- [THE EXERCISE]: Reproduce each of the lines word for word.

[start]

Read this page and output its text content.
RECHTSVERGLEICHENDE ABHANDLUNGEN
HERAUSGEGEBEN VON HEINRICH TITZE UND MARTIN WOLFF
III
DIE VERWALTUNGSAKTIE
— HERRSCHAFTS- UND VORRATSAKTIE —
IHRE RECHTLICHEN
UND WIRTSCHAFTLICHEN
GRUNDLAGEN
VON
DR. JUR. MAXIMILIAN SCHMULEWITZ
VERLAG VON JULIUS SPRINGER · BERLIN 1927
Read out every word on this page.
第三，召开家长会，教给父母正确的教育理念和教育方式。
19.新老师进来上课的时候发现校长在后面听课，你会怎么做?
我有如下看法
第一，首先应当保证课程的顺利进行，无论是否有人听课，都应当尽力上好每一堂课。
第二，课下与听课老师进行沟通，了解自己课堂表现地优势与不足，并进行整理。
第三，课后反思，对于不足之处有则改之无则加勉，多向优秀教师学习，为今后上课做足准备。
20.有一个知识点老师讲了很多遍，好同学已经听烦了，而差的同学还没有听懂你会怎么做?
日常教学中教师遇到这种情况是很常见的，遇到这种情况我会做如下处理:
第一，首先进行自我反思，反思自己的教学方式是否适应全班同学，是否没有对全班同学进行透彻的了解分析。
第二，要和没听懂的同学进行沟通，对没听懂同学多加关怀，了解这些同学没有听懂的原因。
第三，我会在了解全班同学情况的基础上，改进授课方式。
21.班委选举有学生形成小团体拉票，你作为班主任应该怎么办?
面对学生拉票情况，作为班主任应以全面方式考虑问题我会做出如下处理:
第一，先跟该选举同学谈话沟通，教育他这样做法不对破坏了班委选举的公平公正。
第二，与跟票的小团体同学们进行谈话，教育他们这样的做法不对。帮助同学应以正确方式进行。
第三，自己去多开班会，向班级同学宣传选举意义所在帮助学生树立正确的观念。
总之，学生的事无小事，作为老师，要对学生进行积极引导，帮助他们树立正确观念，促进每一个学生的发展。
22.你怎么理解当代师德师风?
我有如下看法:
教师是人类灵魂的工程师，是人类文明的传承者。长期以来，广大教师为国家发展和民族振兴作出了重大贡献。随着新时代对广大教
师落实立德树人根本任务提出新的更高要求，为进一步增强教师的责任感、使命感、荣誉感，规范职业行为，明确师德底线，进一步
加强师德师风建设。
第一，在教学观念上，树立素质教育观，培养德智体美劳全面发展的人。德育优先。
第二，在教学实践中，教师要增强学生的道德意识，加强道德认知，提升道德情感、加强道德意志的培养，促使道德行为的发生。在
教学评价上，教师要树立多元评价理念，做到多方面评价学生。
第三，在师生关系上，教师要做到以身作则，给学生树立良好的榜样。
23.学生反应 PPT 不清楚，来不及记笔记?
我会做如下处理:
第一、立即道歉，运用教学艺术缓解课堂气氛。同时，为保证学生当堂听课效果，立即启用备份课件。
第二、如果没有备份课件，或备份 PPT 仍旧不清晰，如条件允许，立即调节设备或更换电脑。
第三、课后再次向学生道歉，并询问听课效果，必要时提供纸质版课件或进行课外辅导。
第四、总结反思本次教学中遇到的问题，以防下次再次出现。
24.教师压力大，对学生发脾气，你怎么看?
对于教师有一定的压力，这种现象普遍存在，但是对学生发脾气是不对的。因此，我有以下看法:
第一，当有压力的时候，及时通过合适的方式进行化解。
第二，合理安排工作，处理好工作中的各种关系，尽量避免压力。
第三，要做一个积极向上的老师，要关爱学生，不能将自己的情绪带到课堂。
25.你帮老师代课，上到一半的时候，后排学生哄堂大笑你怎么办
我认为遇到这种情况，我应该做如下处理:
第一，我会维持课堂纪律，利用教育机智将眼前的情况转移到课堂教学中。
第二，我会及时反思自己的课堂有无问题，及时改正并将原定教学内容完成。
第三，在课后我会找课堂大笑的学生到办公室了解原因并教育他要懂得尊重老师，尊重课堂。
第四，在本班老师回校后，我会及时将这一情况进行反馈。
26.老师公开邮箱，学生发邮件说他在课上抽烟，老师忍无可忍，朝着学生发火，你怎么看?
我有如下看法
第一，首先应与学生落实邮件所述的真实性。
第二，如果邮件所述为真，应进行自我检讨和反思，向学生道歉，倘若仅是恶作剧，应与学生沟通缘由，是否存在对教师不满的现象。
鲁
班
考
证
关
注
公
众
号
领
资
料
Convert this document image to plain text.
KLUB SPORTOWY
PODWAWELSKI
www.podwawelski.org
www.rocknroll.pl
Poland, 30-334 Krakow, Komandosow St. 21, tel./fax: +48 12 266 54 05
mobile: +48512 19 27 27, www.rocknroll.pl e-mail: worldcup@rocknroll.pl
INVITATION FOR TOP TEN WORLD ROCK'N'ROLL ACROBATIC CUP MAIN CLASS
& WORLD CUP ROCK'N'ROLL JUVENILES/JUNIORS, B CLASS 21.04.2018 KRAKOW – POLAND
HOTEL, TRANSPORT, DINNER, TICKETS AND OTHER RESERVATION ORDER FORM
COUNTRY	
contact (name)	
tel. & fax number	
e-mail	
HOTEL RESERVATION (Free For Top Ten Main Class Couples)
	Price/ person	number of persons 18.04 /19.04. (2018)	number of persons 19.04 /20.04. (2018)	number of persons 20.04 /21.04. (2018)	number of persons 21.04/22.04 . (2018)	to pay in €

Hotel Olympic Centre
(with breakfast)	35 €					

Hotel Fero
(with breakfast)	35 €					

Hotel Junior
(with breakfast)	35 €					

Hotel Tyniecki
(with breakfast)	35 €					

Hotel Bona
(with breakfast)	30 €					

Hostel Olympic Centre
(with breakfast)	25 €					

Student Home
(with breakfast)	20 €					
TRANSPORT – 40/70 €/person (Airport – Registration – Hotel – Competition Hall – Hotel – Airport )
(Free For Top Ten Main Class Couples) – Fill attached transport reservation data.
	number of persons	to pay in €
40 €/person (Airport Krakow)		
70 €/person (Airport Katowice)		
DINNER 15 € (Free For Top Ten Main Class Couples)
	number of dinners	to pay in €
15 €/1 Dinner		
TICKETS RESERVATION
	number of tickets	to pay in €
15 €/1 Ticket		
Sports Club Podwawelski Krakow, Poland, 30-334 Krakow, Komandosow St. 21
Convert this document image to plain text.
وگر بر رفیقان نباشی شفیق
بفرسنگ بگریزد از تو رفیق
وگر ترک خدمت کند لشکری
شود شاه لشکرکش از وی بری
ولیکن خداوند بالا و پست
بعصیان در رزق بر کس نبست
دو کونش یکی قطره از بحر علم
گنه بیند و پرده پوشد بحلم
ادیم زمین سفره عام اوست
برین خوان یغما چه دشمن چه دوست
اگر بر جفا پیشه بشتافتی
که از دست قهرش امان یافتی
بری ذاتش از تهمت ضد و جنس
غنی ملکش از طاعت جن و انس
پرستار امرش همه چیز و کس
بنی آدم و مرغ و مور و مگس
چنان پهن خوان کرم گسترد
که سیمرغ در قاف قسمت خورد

[end]

- [EXERCISE OUTPUT]:
Read this page and output its text content.
RECHTSVERGLEICHENDE ABHANDLUNGEN
HERAUSGEGEBEN VON HEINRICH TITZE UND MARTIN WOLFF
III
DIE VERWALTUNGSAKTIE
— HERRSCHAFTS- UND VORRATSAKTIE —
IHRE RECHTLICHEN
UND WIRTSCHAFTLICHEN
GRUNDLAGEN
VON
DR. JUR. MAXIMILIAN SCHMULEWITZ
VERLAG VON JULIUS SPRINGER · BERLIN 1927
Read out every word on this page.
第三，召开家长会，教给父母正确的教育理念和教育方式。
19.新老师进来上课的时候发现校长在后面听课，你会怎么做?
我有如下看法
第一，首先应当保证课程的顺利进行，无论是否有人听课，都应当尽力上好每一堂课。
第二，课下与听课老师进行沟通，了解自己课堂表现地优势与不足，并进行整理。
第三，课后反思，对于不足之处有则改之无则加勉，多向优秀教师学习，为今后上课做足准备。
20.有一个知识点老师讲了很多遍，好同学已经听烦了，而差的同学还没有听懂你会怎么做?
日常教学中教师遇到这种情况是很常见的，遇到这种情况我会做如下处理:
第一，首先进行自我反思，反思自己的教学方式是否适应全班同学，是否没有对全班同学进行透彻的了解分析。
第二，要和没听懂的同学进行沟通，对没听懂同学多加关怀，了解这些同学没有听懂的原因。
第三，我会在了解全班同学情况的基础上，改进授课方式。
21.班委选举有学生形成小团体拉票，你作为班主任应该怎么办?
面对学生拉票情况，作为班主任应以全面方式考虑问题我会做出如下处理:
第一，先跟该选举同学谈话沟通，教育他这样做法不对破坏了班委选举的公平公正。
第二，与跟票的小团体同学们进行谈话，教育他们这样的做法不对。帮助同学应以正确方式进行。
第三，自己去多开班会，向班级同学宣传选举意义所在帮助学生树立正确的观念。
总之，学生的事无小事，作为老师，要对学生进行积极引导，帮助他们树立正确观念，促进每一个学生的发展。
22.你怎么理解当代师德师风?
我有如下看法:
教师是人类灵魂的工程师，是人类文明的传承者。长期以来，广大教师为国家发展和民族振兴作出了重大贡献。随着新时代对广大教
师落实立德树人根本任务提出新的更高要求，为进一步增强教师的责任感、使命感、荣誉感，规范职业行为，明确师德底线，进一步
加强师德师风建设。
第一，在教学观念上，树立素质教育观，培养德智体美劳全面发展的人。德育优先。
第二，在教学实践中，教师要增强学生的道德意识，加强道德认知，提升道德情感、加强道德意志的培养，促使道德行为的发生。在
教学评价上，教师要树立多元评价理念，做到多方面评价学生。
第三，在师生关系上，教师要做到以身作则，给学生树立良好的榜样。
23.学生反应 PPT 不清楚，来不及记笔记?
我会做如下处理:
第一、立即道歉，运用教学艺术缓解课堂气氛。同时，为保证学生当堂听课效果，立即启用备份课件。
第二、如果没有备份课件，或备份 PPT 仍旧不清晰，如条件允许，立即调节设备或更换电脑。
第三、课后再次向学生道歉，并询问听课效果，必要时提供纸质版课件或进行课外辅导。
第四、总结反思本次教学中遇到的问题，以防下次再次出现。
24.教师压力大，对学生发脾气，你怎么看?
对于教师有一定的压力，这种现象普遍存在，但是对学生发脾气是不对的。因此，我有以下看法:
第一，当有压力的时候，及时通过合适的方式进行化解。
第二，合理安排工作，处理好工作中的各种关系，尽量避免压力。
第三，要做一个积极向上的老师，要关爱学生，不能将自己的情绪带到课堂。
25.你帮老师代课，上到一半的时候，后排学生哄堂大笑你怎么办
我认为遇到这种情况，我应该做如下处理:
第一，我会维持课堂纪律，利用教育机智将眼前的情况转移到课堂教学中。
第二，我会及时反思自己的课堂有无问题，及时改正并将原定教学内容完成。
第三，在课后我会找课堂大笑的学生到办公室了解原因并教育他要懂得尊重老师，尊重课堂。
第四，在本班老师回校后，我会及时将这一情况进行反馈。
26.老师公开邮箱，学生发邮件说他在课上抽烟，老师忍无可忍，朝着学生发火，你怎么看?
我有如下看法
第一，首先应与学生落实邮件所述的真实性。
第二，如果邮件所述为真，应进行自我检讨和反思，向学生道歉，倘若仅是恶作剧，应与学生沟通缘由，是否存在对教师不满的现象。
鲁
班
考
证
关
注
公
众
号
领
资
料
Convert this document image to plain text.
KLUB SPORTOWY
PODWAWELSKI
www.podwawelski.org
www.rocknroll.pl
Poland, 30-334 Krakow, Komandosow St. 21, tel./fax: +48 12 266 54 05
mobile: +48512 19 27 27, www.rocknroll.pl e-mail: worldcup@rocknroll.pl
INVITATION FOR TOP TEN WORLD ROCK'N'ROLL ACROBATIC CUP MAIN CLASS
& WORLD CUP ROCK'N'ROLL JUVENILES/JUNIORS, B CLASS 21.04.2018 KRAKOW – POLAND
HOTEL, TRANSPORT, DINNER, TICKETS AND OTHER RESERVATION ORDER FORM
COUNTRY	
contact (name)	
tel. & fax number	
e-mail	
HOTEL RESERVATION (Free For Top Ten Main Class Couples)
	Price/ person	number of persons 18.04 /19.04. (2018)	number of persons 19.04 /20.04. (2018)	number of persons 20.04 /21.04. (2018)	number of persons 21.04/22.04 . (2018)	to pay in €

Hotel Olympic Centre
(with breakfast)	35 €					

Hotel Fero
(with breakfast)	35 €					

Hotel Junior
(with breakfast)	35 €					

Hotel Tyniecki
(with breakfast)	35 €					

Hotel Bona
(with breakfast)	30 €					

Hostel Olympic Centre
(with breakfast)	25 €					

Student Home
(with breakfast)	20 €					
TRANSPORT – 40/70 €/person (Airport – Registration – Hotel – Competition Hall – Hotel – Airport )
(Free For Top Ten Main Class Couples) – Fill attached transport reservation data.
	number of persons	to pay in €
40 €/person (Airport Krakow)		
70 €/person (Airport Katowice)		
DINNER 15 € (Free For Top Ten Main Class Couples)
	number of dinners	to pay in €
15 €/1 Dinner		
TICKETS RESERVATION
	number of tickets	to pay in €
15 €/1 Ticket		
Sports Club Podwawelski Krakow, Poland, 30-334 Krakow, Komandosow St. 21
Convert this document image to plain text.
وگر بر رفیقان نباشی شفیق
بفرسنگ بگریزد از تو رفیق
وگر ترک خدمت کند لشکری
شود شاه لشکرکش از وی بری
ولیکن خداوند بالا و پست
بعصیان در رزق بر کس نبست
دو کونش یکی قطره از بحر علم
گنه بیند و پرده پوشد بحلم
ادیم زمین سفره عام اوست
برین خوان یغما چه دشمن چه دوست
اگر بر جفا پیشه بشتافتی
که از دست قهرش امان یافتی
بری ذاتش از تهمت ضد و جنس
غنی ملکش از طاعت جن و انس
پرستار امرش همه چیز و کس
بنی آدم و مرغ و مور و مگس
چنان پهن خوان کرم گسترد
که سیمرغ در قاف قسمت خورد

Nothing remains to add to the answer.